• _MATERIAL FOR THE TASK_
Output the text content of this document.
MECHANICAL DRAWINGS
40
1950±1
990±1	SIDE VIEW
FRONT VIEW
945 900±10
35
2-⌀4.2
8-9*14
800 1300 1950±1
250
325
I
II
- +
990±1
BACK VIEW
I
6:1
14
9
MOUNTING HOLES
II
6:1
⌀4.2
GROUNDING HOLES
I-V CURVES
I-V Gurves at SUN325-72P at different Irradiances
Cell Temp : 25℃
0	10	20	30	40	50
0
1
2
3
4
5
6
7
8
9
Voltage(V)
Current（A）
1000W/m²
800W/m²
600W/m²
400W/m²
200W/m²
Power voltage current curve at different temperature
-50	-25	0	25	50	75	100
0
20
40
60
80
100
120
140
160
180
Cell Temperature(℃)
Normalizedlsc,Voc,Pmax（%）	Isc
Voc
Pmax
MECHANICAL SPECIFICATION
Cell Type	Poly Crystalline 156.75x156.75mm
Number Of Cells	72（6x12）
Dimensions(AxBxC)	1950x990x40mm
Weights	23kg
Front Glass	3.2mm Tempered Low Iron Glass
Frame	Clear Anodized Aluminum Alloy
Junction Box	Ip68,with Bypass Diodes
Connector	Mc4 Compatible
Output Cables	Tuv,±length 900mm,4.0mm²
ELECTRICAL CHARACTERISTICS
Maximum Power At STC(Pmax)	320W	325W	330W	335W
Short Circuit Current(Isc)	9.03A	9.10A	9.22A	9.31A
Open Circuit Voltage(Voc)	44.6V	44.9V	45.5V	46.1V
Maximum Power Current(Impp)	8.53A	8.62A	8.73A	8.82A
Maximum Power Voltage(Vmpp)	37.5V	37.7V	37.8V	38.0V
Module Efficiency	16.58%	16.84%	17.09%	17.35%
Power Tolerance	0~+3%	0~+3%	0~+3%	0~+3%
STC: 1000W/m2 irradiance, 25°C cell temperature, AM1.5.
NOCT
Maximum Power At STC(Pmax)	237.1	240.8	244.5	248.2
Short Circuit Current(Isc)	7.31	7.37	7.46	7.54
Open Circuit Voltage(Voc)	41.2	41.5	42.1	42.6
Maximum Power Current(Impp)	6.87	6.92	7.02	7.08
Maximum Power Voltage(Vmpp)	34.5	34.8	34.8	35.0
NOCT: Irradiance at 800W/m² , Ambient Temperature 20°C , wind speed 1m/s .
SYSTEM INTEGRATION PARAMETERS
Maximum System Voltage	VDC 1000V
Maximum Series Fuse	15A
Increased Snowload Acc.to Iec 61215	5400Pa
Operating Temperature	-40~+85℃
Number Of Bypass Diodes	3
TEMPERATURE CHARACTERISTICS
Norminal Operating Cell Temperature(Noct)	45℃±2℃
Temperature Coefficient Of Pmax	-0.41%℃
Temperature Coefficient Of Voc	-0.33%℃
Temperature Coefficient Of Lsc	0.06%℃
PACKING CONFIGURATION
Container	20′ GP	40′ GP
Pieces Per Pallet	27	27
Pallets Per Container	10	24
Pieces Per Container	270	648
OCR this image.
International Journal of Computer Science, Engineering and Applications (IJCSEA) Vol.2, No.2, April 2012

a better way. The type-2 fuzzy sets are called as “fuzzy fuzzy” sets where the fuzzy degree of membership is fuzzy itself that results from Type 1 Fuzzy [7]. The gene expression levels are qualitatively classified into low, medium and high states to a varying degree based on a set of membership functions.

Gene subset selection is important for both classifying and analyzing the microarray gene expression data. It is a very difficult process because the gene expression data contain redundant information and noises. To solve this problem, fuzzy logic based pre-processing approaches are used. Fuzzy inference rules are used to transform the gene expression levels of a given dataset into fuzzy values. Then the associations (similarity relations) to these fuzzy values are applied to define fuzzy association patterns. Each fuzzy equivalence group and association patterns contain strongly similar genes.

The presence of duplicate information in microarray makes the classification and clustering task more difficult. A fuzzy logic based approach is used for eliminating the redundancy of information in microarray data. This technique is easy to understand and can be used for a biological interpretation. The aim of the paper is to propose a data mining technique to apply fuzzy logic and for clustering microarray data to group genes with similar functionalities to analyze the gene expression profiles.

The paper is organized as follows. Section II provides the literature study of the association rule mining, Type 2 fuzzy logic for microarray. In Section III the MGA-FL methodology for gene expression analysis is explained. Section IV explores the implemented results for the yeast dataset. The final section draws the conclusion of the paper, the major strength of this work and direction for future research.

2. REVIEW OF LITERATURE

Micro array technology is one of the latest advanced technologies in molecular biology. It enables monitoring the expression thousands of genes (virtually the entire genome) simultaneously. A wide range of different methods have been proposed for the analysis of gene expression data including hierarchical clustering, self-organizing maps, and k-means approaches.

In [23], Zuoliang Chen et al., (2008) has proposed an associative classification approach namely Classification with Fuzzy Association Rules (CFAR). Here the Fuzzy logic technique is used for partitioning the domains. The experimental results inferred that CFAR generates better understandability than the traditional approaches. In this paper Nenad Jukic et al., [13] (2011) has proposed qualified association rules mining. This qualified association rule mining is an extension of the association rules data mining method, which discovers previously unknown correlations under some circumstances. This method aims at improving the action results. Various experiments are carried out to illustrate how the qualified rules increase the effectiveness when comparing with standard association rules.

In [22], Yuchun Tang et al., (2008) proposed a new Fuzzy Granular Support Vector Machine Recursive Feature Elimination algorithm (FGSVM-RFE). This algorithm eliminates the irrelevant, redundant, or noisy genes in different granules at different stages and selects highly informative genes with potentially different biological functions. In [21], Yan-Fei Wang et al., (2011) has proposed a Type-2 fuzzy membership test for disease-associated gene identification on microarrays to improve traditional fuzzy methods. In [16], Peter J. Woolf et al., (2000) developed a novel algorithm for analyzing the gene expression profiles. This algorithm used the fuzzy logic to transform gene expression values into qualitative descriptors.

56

• _THE TASK_
Reproduce the material above precisely, omitting nothing.

• _REPLY TO THE TASK_
Output the text content of this document.
MECHANICAL DRAWINGS
40
1950±1
990±1	SIDE VIEW
FRONT VIEW
945 900±10
35
2-⌀4.2
8-9*14
800 1300 1950±1
250
325
I
II
- +
990±1
BACK VIEW
I
6:1
14
9
MOUNTING HOLES
II
6:1
⌀4.2
GROUNDING HOLES
I-V CURVES
I-V Gurves at SUN325-72P at different Irradiances
Cell Temp : 25℃
0	10	20	30	40	50
0
1
2
3
4
5
6
7
8
9
Voltage(V)
Current（A）
1000W/m²
800W/m²
600W/m²
400W/m²
200W/m²
Power voltage current curve at different temperature
-50	-25	0	25	50	75	100
0
20
40
60
80
100
120
140
160
180
Cell Temperature(℃)
Normalizedlsc,Voc,Pmax（%）	Isc
Voc
Pmax
MECHANICAL SPECIFICATION
Cell Type	Poly Crystalline 156.75x156.75mm
Number Of Cells	72（6x12）
Dimensions(AxBxC)	1950x990x40mm
Weights	23kg
Front Glass	3.2mm Tempered Low Iron Glass
Frame	Clear Anodized Aluminum Alloy
Junction Box	Ip68,with Bypass Diodes
Connector	Mc4 Compatible
Output Cables	Tuv,±length 900mm,4.0mm²
ELECTRICAL CHARACTERISTICS
Maximum Power At STC(Pmax)	320W	325W	330W	335W
Short Circuit Current(Isc)	9.03A	9.10A	9.22A	9.31A
Open Circuit Voltage(Voc)	44.6V	44.9V	45.5V	46.1V
Maximum Power Current(Impp)	8.53A	8.62A	8.73A	8.82A
Maximum Power Voltage(Vmpp)	37.5V	37.7V	37.8V	38.0V
Module Efficiency	16.58%	16.84%	17.09%	17.35%
Power Tolerance	0~+3%	0~+3%	0~+3%	0~+3%
STC: 1000W/m2 irradiance, 25°C cell temperature, AM1.5.
NOCT
Maximum Power At STC(Pmax)	237.1	240.8	244.5	248.2
Short Circuit Current(Isc)	7.31	7.37	7.46	7.54
Open Circuit Voltage(Voc)	41.2	41.5	42.1	42.6
Maximum Power Current(Impp)	6.87	6.92	7.02	7.08
Maximum Power Voltage(Vmpp)	34.5	34.8	34.8	35.0
NOCT: Irradiance at 800W/m² , Ambient Temperature 20°C , wind speed 1m/s .
SYSTEM INTEGRATION PARAMETERS
Maximum System Voltage	VDC 1000V
Maximum Series Fuse	15A
Increased Snowload Acc.to Iec 61215	5400Pa
Operating Temperature	-40~+85℃
Number Of Bypass Diodes	3
TEMPERATURE CHARACTERISTICS
Norminal Operating Cell Temperature(Noct)	45℃±2℃
Temperature Coefficient Of Pmax	-0.41%℃
Temperature Coefficient Of Voc	-0.33%℃
Temperature Coefficient Of Lsc	0.06%℃
PACKING CONFIGURATION
Container	20′ GP	40′ GP
Pieces Per Pallet	27	27
Pallets Per Container	10	24
Pieces Per Container	270	648
OCR this image.
International Journal of Computer Science, Engineering and Applications (IJCSEA) Vol.2, No.2, April 2012

a better way. The type-2 fuzzy sets are called as “fuzzy fuzzy” sets where the fuzzy degree of membership is fuzzy itself that results from Type 1 Fuzzy [7]. The gene expression levels are qualitatively classified into low, medium and high states to a varying degree based on a set of membership functions.

Gene subset selection is important for both classifying and analyzing the microarray gene expression data. It is a very difficult process because the gene expression data contain redundant information and noises. To solve this problem, fuzzy logic based pre-processing approaches are used. Fuzzy inference rules are used to transform the gene expression levels of a given dataset into fuzzy values. Then the associations (similarity relations) to these fuzzy values are applied to define fuzzy association patterns. Each fuzzy equivalence group and association patterns contain strongly similar genes.

The presence of duplicate information in microarray makes the classification and clustering task more difficult. A fuzzy logic based approach is used for eliminating the redundancy of information in microarray data. This technique is easy to understand and can be used for a biological interpretation. The aim of the paper is to propose a data mining technique to apply fuzzy logic and for clustering microarray data to group genes with similar functionalities to analyze the gene expression profiles.

The paper is organized as follows. Section II provides the literature study of the association rule mining, Type 2 fuzzy logic for microarray. In Section III the MGA-FL methodology for gene expression analysis is explained. Section IV explores the implemented results for the yeast dataset. The final section draws the conclusion of the paper, the major strength of this work and direction for future research.

2. REVIEW OF LITERATURE

Micro array technology is one of the latest advanced technologies in molecular biology. It enables monitoring the expression thousands of genes (virtually the entire genome) simultaneously. A wide range of different methods have been proposed for the analysis of gene expression data including hierarchical clustering, self-organizing maps, and k-means approaches.

In [23], Zuoliang Chen et al., (2008) has proposed an associative classification approach namely Classification with Fuzzy Association Rules (CFAR). Here the Fuzzy logic technique is used for partitioning the domains. The experimental results inferred that CFAR generates better understandability than the traditional approaches. In this paper Nenad Jukic et al., [13] (2011) has proposed qualified association rules mining. This qualified association rule mining is an extension of the association rules data mining method, which discovers previously unknown correlations under some circumstances. This method aims at improving the action results. Various experiments are carried out to illustrate how the qualified rules increase the effectiveness when comparing with standard association rules.

In [22], Yuchun Tang et al., (2008) proposed a new Fuzzy Granular Support Vector Machine Recursive Feature Elimination algorithm (FGSVM-RFE). This algorithm eliminates the irrelevant, redundant, or noisy genes in different granules at different stages and selects highly informative genes with potentially different biological functions. In [21], Yan-Fei Wang et al., (2011) has proposed a Type-2 fuzzy membership test for disease-associated gene identification on microarrays to improve traditional fuzzy methods. In [16], Peter J. Woolf et al., (2000) developed a novel algorithm for analyzing the gene expression profiles. This algorithm used the fuzzy logic to transform gene expression values into qualitative descriptors.

56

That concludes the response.